──────── Supplied information ────────

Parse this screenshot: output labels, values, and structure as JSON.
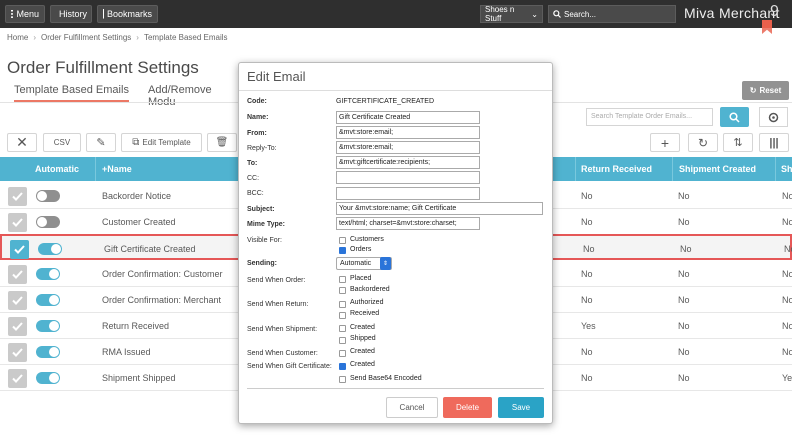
{
  "topbar": {
    "menu": "Menu",
    "history": "History",
    "bookmarks": "Bookmarks",
    "store": "Shoes n Stuff",
    "search": "Search...",
    "logo": "Miva Merchant"
  },
  "breadcrumb": [
    "Home",
    "Order Fulfillment Settings",
    "Template Based Emails"
  ],
  "page_title": "Order Fulfillment Settings",
  "tabs": [
    "Template Based Emails",
    "Add/Remove Modu"
  ],
  "reset": "Reset",
  "order_search_placeholder": "Search Template Order Emails...",
  "toolbar": {
    "csv": "CSV",
    "edit_template": "Edit Template"
  },
  "columns": {
    "automatic": "Automatic",
    "name": "+Name",
    "return_received": "Return Received",
    "shipment_created": "Shipment Created",
    "sh": "Sh"
  },
  "rows": [
    {
      "name": "Backorder Notice",
      "return": "No",
      "ship": "No",
      "x": "No",
      "auto": false,
      "checked": false
    },
    {
      "name": "Customer Created",
      "return": "No",
      "ship": "No",
      "x": "No",
      "auto": false,
      "checked": false
    },
    {
      "name": "Gift Certificate Created",
      "return": "No",
      "ship": "No",
      "x": "No",
      "auto": true,
      "checked": true
    },
    {
      "name": "Order Confirmation: Customer",
      "return": "No",
      "ship": "No",
      "x": "No",
      "auto": true,
      "checked": false
    },
    {
      "name": "Order Confirmation: Merchant",
      "return": "No",
      "ship": "No",
      "x": "No",
      "auto": true,
      "checked": false
    },
    {
      "name": "Return Received",
      "return": "Yes",
      "ship": "No",
      "x": "No",
      "auto": true,
      "checked": false
    },
    {
      "name": "RMA Issued",
      "return": "No",
      "ship": "No",
      "x": "No",
      "auto": true,
      "checked": false
    },
    {
      "name": "Shipment Shipped",
      "return": "No",
      "ship": "No",
      "x": "Ye",
      "auto": true,
      "checked": false
    }
  ],
  "modal": {
    "title": "Edit Email",
    "labels": {
      "code": "Code:",
      "name": "Name:",
      "from": "From:",
      "reply_to": "Reply-To:",
      "to": "To:",
      "cc": "CC:",
      "bcc": "BCC:",
      "subject": "Subject:",
      "mime": "Mime Type:",
      "visible_for": "Visible For:",
      "sending": "Sending:",
      "when_order": "Send When Order:",
      "when_return": "Send When Return:",
      "when_shipment": "Send When Shipment:",
      "when_customer": "Send When Customer:",
      "when_gift": "Send When Gift Certificate:"
    },
    "values": {
      "code": "GIFTCERTIFICATE_CREATED",
      "name": "Gift Certificate Created",
      "from": "&mvt:store:email;",
      "reply_to": "&mvt:store:email;",
      "to": "&mvt:giftcertificate:recipients;",
      "cc": "",
      "bcc": "",
      "subject": "Your &mvt:store:name; Gift Certificate",
      "mime": "text/html; charset=&mvt:store:charset;",
      "sending": "Automatic"
    },
    "checks": {
      "customers": "Customers",
      "orders": "Orders",
      "placed": "Placed",
      "backordered": "Backordered",
      "authorized": "Authorized",
      "received": "Received",
      "created_ship": "Created",
      "shipped": "Shipped",
      "created_cust": "Created",
      "created_gift": "Created",
      "base64": "Send Base64 Encoded"
    },
    "buttons": {
      "cancel": "Cancel",
      "delete": "Delete",
      "save": "Save"
    }
  },
  "colors": {
    "accent": "#2aa3c6",
    "delete": "#ef6a5c",
    "save": "#2aa3c6",
    "highlight": "#e03333"
  }
}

────────

▶ Request:
Above are records with pictures; repeat the records exactly and leave the pictures out.

▶ Worked solution:
Parse this screenshot: output labels, values, and structure as JSON.
{
  "topbar": {
    "menu": "Menu",
    "history": "History",
    "bookmarks": "Bookmarks",
    "store": "Shoes n Stuff",
    "search": "Search...",
    "logo": "Miva Merchant"
  },
  "breadcrumb": [
    "Home",
    "Order Fulfillment Settings",
    "Template Based Emails"
  ],
  "page_title": "Order Fulfillment Settings",
  "tabs": [
    "Template Based Emails",
    "Add/Remove Modu"
  ],
  "reset": "Reset",
  "order_search_placeholder": "Search Template Order Emails...",
  "toolbar": {
    "csv": "CSV",
    "edit_template": "Edit Template"
  },
  "columns": {
    "automatic": "Automatic",
    "name": "+Name",
    "return_received": "Return Received",
    "shipment_created": "Shipment Created",
    "sh": "Sh"
  },
  "rows": [
    {
      "name": "Backorder Notice",
      "return": "No",
      "ship": "No",
      "x": "No",
      "auto": false,
      "checked": false
    },
    {
      "name": "Customer Created",
      "return": "No",
      "ship": "No",
      "x": "No",
      "auto": false,
      "checked": false
    },
    {
      "name": "Gift Certificate Created",
      "return": "No",
      "ship": "No",
      "x": "No",
      "auto": true,
      "checked": true
    },
    {
      "name": "Order Confirmation: Customer",
      "return": "No",
      "ship": "No",
      "x": "No",
      "auto": true,
      "checked": false
    },
    {
      "name": "Order Confirmation: Merchant",
      "return": "No",
      "ship": "No",
      "x": "No",
      "auto": true,
      "checked": false
    },
    {
      "name": "Return Received",
      "return": "Yes",
      "ship": "No",
      "x": "No",
      "auto": true,
      "checked": false
    },
    {
      "name": "RMA Issued",
      "return": "No",
      "ship": "No",
      "x": "No",
      "auto": true,
      "checked": false
    },
    {
      "name": "Shipment Shipped",
      "return": "No",
      "ship": "No",
      "x": "Ye",
      "auto": true,
      "checked": false
    }
  ],
  "modal": {
    "title": "Edit Email",
    "labels": {
      "code": "Code:",
      "name": "Name:",
      "from": "From:",
      "reply_to": "Reply-To:",
      "to": "To:",
      "cc": "CC:",
      "bcc": "BCC:",
      "subject": "Subject:",
      "mime": "Mime Type:",
      "visible_for": "Visible For:",
      "sending": "Sending:",
      "when_order": "Send When Order:",
      "when_return": "Send When Return:",
      "when_shipment": "Send When Shipment:",
      "when_customer": "Send When Customer:",
      "when_gift": "Send When Gift Certificate:"
    },
    "values": {
      "code": "GIFTCERTIFICATE_CREATED",
      "name": "Gift Certificate Created",
      "from": "&mvt:store:email;",
      "reply_to": "&mvt:store:email;",
      "to": "&mvt:giftcertificate:recipients;",
      "cc": "",
      "bcc": "",
      "subject": "Your &mvt:store:name; Gift Certificate",
      "mime": "text/html; charset=&mvt:store:charset;",
      "sending": "Automatic"
    },
    "checks": {
      "customers": "Customers",
      "orders": "Orders",
      "placed": "Placed",
      "backordered": "Backordered",
      "authorized": "Authorized",
      "received": "Received",
      "created_ship": "Created",
      "shipped": "Shipped",
      "created_cust": "Created",
      "created_gift": "Created",
      "base64": "Send Base64 Encoded"
    },
    "buttons": {
      "cancel": "Cancel",
      "delete": "Delete",
      "save": "Save"
    }
  },
  "colors": {
    "accent": "#2aa3c6",
    "delete": "#ef6a5c",
    "save": "#2aa3c6",
    "highlight": "#e03333"
  }
}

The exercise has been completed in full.